> **EXERCISE GOAL**
Search the data below for the word "rake" and copy each line that holds it.

> **Figure record listings**
— begin —

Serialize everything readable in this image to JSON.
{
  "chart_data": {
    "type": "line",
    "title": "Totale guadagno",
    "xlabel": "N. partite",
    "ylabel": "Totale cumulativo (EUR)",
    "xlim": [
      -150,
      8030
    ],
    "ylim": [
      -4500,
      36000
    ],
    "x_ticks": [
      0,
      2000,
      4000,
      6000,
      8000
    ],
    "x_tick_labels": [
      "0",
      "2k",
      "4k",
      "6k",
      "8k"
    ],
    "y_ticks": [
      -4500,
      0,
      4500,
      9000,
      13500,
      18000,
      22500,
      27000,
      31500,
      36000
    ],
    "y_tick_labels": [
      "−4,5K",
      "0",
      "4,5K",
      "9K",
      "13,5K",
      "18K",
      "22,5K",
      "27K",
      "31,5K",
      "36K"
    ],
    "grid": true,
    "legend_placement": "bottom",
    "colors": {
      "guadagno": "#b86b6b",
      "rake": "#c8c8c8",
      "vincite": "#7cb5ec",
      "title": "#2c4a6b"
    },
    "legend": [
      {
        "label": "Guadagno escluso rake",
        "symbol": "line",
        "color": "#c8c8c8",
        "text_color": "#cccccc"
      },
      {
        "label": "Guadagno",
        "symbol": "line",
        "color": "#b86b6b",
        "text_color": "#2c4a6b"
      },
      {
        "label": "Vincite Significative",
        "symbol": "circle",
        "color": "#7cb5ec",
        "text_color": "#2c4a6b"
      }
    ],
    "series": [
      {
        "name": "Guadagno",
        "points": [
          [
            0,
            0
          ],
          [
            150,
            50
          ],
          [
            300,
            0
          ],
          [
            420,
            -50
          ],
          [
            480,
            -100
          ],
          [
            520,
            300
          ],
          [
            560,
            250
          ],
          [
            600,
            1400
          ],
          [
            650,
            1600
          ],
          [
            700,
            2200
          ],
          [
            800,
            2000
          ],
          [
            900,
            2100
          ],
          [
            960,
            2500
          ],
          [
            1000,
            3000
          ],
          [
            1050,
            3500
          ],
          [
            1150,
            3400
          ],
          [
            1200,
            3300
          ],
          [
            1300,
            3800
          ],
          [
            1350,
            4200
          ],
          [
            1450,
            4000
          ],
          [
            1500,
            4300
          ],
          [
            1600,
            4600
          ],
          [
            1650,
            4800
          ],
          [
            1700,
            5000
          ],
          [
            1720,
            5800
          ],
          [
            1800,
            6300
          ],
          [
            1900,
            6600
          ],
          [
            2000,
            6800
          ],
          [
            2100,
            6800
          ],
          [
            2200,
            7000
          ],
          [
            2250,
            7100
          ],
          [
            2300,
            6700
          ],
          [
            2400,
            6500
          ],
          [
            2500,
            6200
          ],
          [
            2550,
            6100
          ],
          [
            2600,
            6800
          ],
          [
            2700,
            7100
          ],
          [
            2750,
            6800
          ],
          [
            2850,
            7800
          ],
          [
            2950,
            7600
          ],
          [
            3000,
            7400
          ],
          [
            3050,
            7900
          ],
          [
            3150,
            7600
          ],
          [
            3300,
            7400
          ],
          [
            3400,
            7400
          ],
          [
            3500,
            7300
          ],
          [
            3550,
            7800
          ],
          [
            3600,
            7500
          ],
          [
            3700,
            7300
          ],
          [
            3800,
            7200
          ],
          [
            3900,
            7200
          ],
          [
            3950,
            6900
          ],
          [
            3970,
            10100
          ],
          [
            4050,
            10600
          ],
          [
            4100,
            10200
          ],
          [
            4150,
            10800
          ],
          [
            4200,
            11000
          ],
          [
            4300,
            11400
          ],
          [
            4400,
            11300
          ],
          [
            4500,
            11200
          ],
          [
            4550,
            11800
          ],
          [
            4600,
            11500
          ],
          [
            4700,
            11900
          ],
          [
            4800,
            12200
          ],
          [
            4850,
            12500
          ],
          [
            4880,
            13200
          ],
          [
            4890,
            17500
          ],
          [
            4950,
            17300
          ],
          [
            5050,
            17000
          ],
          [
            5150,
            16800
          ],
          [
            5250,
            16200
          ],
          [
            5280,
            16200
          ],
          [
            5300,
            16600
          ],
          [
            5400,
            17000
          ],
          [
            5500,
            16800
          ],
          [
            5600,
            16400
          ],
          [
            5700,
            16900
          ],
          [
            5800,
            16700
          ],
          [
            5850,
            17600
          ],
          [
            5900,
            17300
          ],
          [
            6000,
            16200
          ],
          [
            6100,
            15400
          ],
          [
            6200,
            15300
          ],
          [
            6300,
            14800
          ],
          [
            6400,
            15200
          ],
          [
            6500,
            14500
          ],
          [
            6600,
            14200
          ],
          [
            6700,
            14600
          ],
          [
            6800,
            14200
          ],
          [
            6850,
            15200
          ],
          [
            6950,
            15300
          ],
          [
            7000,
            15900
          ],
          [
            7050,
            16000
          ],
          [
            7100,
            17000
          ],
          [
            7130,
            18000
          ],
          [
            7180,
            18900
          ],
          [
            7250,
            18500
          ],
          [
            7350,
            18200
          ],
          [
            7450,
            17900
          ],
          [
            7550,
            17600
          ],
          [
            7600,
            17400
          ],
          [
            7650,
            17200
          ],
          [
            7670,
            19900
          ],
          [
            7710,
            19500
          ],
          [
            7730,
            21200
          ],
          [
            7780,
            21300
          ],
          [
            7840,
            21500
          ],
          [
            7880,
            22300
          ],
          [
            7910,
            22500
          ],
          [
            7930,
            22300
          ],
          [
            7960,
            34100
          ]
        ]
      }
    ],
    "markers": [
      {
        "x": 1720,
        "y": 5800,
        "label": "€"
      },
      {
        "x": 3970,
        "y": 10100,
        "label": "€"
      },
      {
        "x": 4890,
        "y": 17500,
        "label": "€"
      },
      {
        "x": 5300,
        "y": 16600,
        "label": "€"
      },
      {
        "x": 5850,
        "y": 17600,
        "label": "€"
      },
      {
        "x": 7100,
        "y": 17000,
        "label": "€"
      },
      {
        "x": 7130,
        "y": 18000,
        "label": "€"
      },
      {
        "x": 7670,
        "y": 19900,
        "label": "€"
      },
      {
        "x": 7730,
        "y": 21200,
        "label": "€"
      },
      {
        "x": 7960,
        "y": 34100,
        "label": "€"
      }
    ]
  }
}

— end —

> **OUTPUT BELOW**
      "rake": "#c8c8c8",
        "label": "Guadagno escluso rake",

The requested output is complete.